» What you will do:
Filter for the word "yyyy" and keep each matching line.

* start Listing *

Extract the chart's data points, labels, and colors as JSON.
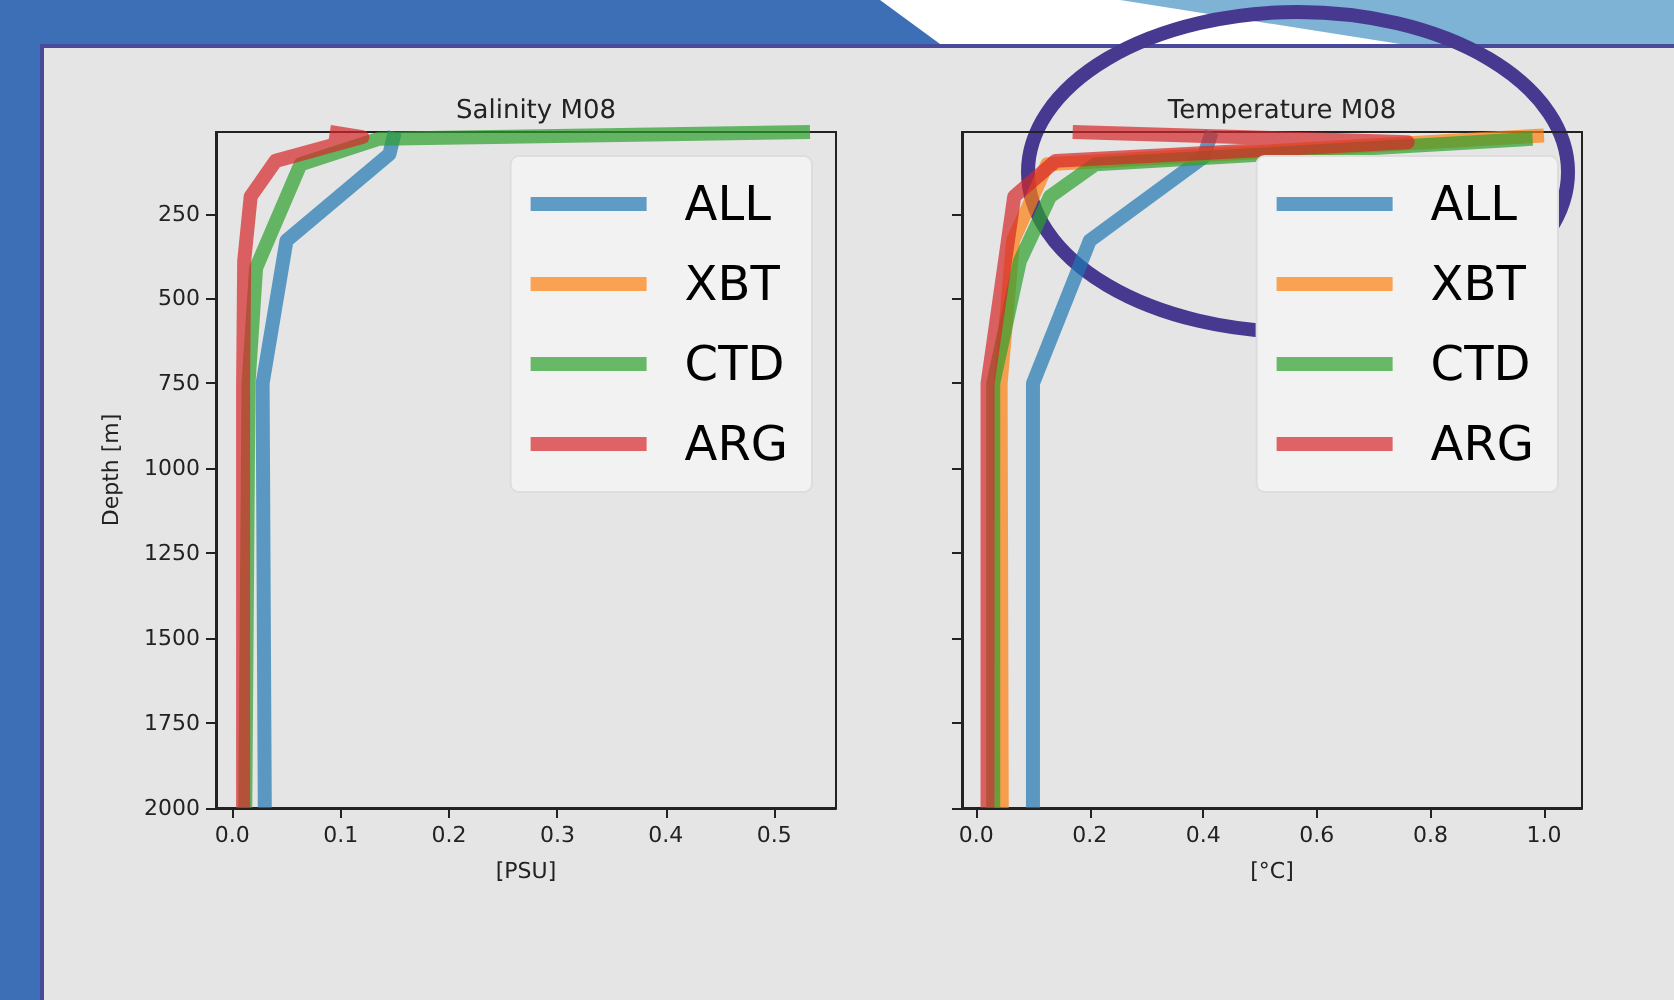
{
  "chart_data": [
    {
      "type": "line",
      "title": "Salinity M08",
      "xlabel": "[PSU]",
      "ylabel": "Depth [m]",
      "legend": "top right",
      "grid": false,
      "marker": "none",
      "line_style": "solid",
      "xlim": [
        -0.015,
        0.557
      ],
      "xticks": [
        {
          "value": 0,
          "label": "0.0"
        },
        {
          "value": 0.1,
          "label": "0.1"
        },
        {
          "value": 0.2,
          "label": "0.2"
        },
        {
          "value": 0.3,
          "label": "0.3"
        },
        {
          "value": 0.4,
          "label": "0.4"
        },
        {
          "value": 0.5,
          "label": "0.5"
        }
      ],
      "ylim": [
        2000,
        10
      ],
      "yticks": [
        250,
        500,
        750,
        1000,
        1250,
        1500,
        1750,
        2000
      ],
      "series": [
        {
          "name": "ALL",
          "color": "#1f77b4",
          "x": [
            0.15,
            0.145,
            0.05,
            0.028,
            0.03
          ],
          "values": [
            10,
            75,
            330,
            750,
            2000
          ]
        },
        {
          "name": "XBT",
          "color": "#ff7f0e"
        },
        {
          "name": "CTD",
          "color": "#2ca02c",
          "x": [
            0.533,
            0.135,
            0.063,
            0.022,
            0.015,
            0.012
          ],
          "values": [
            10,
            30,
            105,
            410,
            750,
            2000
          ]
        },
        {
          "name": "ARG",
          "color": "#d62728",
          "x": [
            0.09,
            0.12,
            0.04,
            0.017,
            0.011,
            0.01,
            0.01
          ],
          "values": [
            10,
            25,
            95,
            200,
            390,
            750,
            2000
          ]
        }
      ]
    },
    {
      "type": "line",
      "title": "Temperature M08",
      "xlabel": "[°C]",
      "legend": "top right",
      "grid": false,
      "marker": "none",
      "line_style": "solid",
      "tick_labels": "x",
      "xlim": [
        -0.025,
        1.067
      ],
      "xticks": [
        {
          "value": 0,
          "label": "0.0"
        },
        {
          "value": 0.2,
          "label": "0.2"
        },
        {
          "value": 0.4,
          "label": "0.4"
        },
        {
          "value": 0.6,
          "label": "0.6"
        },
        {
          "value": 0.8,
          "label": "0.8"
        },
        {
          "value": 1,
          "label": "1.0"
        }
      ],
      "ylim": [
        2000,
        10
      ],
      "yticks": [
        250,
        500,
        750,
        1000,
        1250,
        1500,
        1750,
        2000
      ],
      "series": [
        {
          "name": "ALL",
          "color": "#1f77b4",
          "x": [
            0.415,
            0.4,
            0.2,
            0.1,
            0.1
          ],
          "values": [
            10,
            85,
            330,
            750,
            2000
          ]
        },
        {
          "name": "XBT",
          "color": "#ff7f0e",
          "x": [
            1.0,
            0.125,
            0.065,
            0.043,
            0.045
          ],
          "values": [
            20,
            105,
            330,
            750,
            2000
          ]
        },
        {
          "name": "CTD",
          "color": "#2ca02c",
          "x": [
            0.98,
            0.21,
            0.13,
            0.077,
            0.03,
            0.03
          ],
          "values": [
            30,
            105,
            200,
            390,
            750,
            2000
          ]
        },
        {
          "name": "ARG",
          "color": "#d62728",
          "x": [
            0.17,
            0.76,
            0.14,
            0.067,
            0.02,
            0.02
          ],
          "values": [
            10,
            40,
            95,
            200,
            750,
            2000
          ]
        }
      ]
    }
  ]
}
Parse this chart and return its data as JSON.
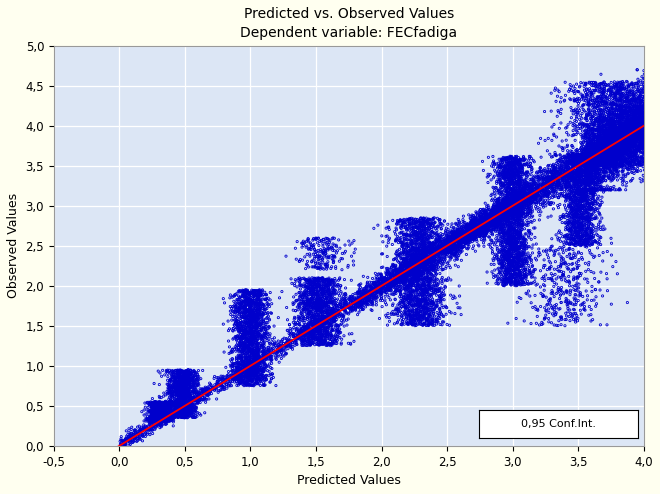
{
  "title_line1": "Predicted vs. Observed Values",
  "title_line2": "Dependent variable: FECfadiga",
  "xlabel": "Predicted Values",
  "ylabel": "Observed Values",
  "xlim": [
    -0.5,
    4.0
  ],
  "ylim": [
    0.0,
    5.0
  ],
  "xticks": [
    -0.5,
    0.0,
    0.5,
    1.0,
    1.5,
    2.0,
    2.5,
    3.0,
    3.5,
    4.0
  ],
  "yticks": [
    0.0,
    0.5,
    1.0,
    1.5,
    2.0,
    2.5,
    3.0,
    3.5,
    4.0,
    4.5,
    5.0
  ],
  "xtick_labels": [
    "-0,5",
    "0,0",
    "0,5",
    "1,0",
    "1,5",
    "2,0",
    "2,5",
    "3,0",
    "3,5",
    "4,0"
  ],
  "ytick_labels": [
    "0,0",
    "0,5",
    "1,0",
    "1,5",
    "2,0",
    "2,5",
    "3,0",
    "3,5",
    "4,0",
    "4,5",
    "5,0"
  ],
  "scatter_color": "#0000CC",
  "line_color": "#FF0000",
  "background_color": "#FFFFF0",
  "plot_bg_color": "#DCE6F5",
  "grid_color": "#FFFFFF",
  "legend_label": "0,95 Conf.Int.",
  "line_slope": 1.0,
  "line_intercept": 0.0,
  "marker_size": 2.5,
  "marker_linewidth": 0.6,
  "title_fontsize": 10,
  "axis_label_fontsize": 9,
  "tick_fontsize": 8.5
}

* end Listing *
* start Listing *

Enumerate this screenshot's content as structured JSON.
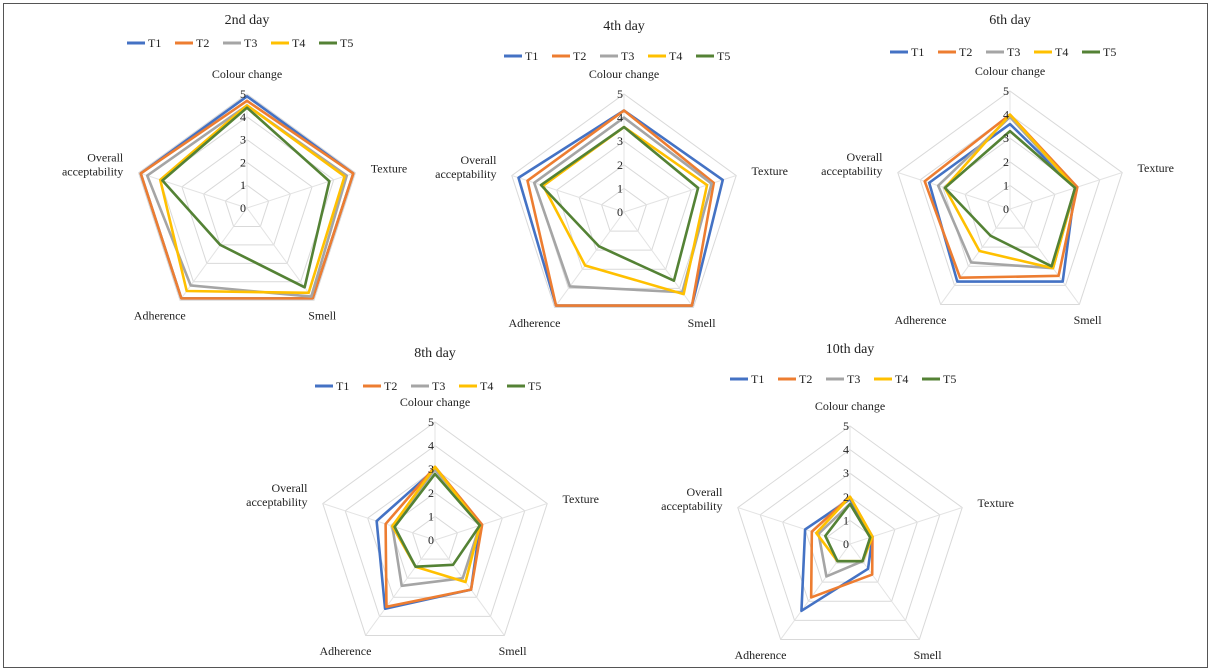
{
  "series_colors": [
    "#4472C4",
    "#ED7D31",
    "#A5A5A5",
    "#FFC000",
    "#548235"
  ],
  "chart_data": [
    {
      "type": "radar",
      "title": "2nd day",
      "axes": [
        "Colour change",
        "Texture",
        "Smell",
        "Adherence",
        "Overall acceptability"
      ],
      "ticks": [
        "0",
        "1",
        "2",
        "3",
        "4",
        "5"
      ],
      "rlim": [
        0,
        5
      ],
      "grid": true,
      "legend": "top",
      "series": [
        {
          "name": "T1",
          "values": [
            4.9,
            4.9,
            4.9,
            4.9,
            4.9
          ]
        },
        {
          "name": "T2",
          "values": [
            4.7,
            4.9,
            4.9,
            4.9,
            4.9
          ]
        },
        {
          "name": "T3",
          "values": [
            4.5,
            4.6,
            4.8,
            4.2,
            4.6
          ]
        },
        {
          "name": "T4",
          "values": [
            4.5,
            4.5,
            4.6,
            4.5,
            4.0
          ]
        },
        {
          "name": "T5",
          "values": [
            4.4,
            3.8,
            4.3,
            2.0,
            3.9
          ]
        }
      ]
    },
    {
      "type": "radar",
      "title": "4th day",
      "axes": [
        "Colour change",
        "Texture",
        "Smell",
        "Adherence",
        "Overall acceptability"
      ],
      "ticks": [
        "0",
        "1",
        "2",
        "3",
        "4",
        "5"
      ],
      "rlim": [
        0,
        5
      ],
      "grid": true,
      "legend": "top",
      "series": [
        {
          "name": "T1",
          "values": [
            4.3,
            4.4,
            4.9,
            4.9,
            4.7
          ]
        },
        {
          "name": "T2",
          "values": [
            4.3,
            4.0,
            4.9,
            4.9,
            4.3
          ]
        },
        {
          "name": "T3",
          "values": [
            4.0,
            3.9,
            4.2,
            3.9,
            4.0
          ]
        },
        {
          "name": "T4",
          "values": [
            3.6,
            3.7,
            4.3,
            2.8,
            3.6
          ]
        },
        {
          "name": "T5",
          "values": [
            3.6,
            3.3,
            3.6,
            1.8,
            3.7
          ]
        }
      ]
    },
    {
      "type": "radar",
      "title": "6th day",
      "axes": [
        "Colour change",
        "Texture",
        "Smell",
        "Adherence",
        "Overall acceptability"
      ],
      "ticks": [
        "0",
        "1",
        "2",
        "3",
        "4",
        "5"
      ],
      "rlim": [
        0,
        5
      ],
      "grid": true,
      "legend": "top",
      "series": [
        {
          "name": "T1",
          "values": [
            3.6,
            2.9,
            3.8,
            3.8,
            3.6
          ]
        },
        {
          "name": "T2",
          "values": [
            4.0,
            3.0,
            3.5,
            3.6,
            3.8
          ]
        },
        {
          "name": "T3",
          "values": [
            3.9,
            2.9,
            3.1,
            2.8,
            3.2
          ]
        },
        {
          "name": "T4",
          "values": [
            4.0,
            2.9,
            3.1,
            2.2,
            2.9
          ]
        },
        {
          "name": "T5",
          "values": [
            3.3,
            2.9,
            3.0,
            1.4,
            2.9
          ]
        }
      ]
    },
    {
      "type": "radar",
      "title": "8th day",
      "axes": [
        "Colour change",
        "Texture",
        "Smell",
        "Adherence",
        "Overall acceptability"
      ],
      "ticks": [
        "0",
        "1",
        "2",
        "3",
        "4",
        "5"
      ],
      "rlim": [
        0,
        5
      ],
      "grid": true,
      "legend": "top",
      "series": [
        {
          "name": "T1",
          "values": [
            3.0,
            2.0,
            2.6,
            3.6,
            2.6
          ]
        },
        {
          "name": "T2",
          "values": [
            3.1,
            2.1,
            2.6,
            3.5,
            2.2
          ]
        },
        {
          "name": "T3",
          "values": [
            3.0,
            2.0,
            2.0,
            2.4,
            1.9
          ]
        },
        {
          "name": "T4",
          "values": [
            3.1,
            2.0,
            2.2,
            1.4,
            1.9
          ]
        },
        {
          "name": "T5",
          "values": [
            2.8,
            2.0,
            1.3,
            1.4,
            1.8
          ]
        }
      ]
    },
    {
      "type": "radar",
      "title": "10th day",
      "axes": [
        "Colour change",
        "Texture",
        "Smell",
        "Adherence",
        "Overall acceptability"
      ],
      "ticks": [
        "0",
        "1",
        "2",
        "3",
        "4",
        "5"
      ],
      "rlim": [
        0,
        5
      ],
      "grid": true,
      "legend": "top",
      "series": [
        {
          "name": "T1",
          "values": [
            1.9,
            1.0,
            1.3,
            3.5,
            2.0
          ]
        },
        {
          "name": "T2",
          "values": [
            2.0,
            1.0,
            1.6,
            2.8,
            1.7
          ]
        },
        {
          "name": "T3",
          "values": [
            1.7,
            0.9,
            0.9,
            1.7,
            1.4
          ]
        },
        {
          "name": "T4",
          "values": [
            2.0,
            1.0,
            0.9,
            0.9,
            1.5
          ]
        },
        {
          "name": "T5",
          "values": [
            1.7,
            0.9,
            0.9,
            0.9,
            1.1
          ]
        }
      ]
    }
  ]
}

* end Listing *
* start Listing *

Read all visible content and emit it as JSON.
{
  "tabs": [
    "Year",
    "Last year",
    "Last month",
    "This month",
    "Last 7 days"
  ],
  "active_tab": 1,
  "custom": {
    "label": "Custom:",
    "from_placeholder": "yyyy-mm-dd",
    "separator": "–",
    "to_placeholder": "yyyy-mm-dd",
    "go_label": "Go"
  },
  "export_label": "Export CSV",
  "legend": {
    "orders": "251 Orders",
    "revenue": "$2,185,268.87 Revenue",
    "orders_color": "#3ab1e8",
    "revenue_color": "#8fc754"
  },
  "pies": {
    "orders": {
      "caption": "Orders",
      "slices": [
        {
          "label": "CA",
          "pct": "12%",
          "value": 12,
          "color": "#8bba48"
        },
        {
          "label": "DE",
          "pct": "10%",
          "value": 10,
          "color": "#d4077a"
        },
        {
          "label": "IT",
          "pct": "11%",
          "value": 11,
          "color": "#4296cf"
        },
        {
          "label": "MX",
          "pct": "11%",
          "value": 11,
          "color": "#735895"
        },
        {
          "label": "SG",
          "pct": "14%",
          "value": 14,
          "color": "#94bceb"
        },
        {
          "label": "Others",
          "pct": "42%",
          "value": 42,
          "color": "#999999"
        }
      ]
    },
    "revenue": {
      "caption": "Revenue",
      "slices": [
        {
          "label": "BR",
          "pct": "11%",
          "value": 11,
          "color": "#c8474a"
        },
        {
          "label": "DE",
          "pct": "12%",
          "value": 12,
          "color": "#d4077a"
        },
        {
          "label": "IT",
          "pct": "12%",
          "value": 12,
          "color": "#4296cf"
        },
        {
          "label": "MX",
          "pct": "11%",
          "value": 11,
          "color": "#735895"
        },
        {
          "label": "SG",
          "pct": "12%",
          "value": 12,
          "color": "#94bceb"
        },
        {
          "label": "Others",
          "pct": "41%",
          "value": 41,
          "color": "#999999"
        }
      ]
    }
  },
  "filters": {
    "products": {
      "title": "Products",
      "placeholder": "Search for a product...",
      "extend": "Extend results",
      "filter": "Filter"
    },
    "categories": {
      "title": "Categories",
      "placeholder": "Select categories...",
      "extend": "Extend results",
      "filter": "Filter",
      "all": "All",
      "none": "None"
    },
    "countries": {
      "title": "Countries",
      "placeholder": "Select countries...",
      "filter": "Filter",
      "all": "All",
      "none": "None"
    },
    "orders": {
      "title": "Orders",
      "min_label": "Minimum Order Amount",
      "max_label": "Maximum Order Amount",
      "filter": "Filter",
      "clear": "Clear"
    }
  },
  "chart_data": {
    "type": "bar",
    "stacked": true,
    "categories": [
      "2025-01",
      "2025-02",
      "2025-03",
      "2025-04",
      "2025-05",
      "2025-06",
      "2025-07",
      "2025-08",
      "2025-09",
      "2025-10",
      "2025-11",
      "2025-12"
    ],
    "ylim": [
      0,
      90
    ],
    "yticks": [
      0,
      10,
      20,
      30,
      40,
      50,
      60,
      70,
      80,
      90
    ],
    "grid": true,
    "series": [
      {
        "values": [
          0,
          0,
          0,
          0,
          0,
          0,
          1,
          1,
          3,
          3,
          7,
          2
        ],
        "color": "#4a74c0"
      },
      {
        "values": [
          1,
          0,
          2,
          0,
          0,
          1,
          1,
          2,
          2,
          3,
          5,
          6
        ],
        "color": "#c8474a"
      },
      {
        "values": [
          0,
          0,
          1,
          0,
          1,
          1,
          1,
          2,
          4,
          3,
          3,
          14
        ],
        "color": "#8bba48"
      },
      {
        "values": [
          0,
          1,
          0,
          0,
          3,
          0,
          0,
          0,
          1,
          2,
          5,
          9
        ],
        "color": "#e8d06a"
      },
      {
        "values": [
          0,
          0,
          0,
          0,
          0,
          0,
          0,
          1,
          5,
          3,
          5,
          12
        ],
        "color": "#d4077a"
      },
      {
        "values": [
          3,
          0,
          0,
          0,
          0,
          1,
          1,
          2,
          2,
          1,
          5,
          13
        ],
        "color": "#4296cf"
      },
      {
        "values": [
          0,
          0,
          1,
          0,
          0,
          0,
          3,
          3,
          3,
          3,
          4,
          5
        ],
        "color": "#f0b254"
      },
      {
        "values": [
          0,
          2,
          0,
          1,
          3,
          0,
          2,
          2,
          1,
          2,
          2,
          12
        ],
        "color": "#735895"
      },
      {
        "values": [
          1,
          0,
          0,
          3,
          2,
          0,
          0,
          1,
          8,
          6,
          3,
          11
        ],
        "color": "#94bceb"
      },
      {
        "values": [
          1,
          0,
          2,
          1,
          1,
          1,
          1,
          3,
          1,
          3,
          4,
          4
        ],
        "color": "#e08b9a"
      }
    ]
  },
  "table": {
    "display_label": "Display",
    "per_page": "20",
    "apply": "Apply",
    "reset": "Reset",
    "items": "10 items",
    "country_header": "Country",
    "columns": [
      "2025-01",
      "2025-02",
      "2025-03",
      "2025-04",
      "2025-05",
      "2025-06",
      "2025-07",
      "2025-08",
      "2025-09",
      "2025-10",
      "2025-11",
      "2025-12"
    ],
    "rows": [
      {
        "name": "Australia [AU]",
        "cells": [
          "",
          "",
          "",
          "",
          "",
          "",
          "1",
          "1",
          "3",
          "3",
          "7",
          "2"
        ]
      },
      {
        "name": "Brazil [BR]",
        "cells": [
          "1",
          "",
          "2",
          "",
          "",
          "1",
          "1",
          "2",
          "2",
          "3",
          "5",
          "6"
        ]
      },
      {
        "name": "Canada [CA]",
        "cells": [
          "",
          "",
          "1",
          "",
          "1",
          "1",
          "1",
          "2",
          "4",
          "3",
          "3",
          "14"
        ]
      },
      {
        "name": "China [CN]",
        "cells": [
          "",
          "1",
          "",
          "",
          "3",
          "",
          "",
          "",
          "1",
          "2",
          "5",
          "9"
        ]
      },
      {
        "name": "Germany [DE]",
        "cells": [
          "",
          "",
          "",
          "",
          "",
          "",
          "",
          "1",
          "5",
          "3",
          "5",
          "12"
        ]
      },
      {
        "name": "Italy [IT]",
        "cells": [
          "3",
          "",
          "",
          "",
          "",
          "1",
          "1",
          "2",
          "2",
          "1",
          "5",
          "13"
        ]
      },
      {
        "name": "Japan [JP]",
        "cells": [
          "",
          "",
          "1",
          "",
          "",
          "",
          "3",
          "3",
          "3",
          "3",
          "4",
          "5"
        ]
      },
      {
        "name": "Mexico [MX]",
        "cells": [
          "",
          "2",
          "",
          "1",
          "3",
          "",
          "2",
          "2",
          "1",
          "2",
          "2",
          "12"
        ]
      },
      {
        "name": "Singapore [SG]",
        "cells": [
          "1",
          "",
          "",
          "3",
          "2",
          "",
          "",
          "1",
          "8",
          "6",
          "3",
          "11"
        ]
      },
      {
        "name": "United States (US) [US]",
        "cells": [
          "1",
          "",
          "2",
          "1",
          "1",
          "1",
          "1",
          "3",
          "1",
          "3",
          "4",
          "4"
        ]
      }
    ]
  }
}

* end Listing *

» Correct response:
    "from_placeholder": "yyyy-mm-dd",
    "to_placeholder": "yyyy-mm-dd",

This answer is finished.